## Listed records
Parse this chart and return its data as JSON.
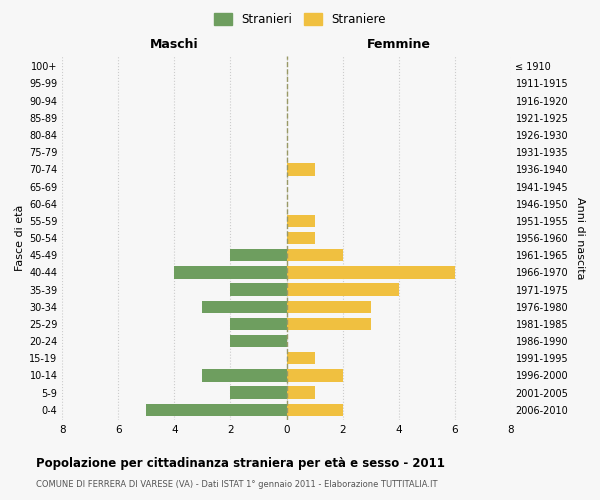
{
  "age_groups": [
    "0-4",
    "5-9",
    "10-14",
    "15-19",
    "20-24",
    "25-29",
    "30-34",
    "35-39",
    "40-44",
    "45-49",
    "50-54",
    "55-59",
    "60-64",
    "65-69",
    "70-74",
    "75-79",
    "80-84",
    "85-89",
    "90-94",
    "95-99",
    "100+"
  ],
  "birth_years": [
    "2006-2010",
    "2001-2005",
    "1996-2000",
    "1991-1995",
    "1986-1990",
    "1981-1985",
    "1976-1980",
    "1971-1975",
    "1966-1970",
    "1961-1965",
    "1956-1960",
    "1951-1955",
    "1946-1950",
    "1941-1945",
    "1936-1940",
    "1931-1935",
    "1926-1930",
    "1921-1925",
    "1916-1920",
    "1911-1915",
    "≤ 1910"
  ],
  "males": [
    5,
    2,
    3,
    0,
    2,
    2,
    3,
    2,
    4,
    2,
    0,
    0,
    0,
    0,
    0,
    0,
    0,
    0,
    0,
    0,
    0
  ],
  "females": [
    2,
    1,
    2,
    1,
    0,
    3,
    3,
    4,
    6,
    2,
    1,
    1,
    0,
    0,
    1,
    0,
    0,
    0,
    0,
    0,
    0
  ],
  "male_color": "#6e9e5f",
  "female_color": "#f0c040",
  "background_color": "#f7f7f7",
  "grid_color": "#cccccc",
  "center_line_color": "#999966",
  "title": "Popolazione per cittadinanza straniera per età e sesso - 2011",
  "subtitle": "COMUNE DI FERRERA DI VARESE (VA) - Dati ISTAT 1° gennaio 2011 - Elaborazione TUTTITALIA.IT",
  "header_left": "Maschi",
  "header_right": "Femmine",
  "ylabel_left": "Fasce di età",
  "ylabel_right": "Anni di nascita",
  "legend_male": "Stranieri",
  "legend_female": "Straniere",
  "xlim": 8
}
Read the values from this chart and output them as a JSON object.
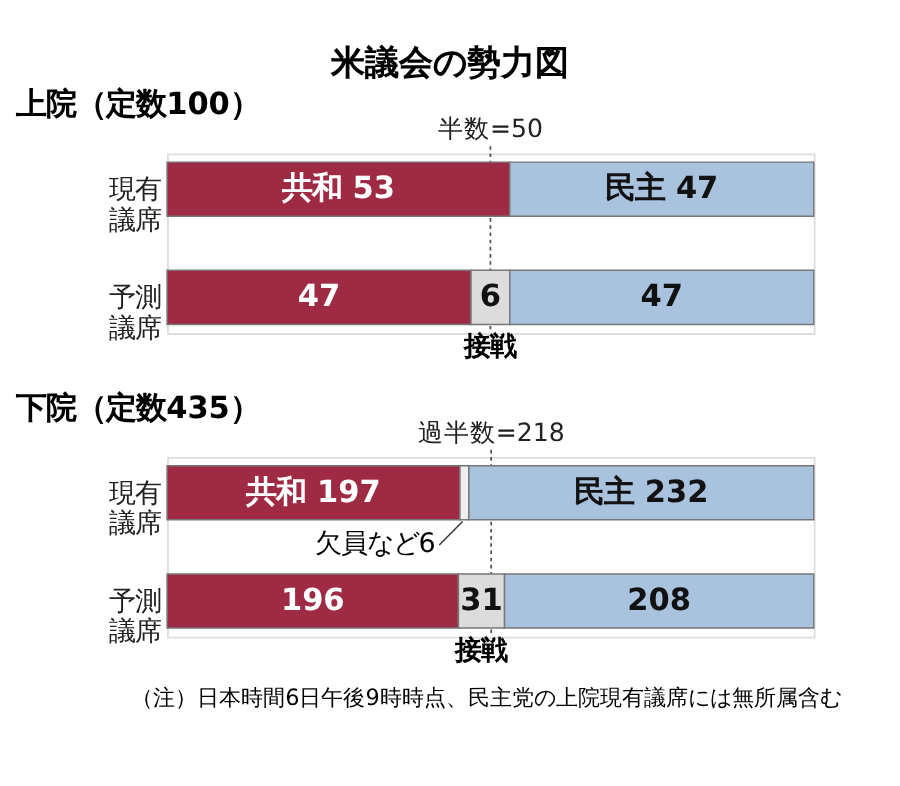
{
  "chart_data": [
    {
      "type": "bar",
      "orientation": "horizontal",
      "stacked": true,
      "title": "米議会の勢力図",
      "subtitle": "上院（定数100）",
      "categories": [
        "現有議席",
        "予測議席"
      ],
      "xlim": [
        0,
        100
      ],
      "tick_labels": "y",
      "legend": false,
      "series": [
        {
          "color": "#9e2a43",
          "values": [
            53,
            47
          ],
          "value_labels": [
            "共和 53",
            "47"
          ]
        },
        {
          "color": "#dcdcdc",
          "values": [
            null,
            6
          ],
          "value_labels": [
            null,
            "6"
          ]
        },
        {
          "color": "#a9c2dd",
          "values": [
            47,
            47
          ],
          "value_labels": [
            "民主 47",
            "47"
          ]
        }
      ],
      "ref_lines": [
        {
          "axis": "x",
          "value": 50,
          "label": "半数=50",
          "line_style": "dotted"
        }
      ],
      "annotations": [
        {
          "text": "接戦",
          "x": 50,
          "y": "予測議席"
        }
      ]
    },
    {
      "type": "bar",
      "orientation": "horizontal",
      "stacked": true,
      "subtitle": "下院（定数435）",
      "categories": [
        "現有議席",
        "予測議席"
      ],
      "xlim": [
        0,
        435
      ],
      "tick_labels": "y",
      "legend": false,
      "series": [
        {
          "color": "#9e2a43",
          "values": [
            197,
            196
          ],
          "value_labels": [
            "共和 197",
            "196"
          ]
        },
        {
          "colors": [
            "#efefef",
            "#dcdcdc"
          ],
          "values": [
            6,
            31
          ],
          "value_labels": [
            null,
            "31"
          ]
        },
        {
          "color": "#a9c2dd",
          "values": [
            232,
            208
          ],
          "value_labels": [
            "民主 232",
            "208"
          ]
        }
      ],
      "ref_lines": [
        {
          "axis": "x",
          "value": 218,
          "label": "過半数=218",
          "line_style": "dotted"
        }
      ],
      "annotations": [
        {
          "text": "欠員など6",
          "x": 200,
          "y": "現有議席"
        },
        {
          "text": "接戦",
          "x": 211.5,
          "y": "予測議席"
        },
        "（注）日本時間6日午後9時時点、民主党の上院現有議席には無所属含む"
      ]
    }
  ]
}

## Exercise brief
Return all lines containing "JSON".

## Solution to the problem
Parse this chart and return its data as JSON.
Read the values from this chart and output them as a JSON object.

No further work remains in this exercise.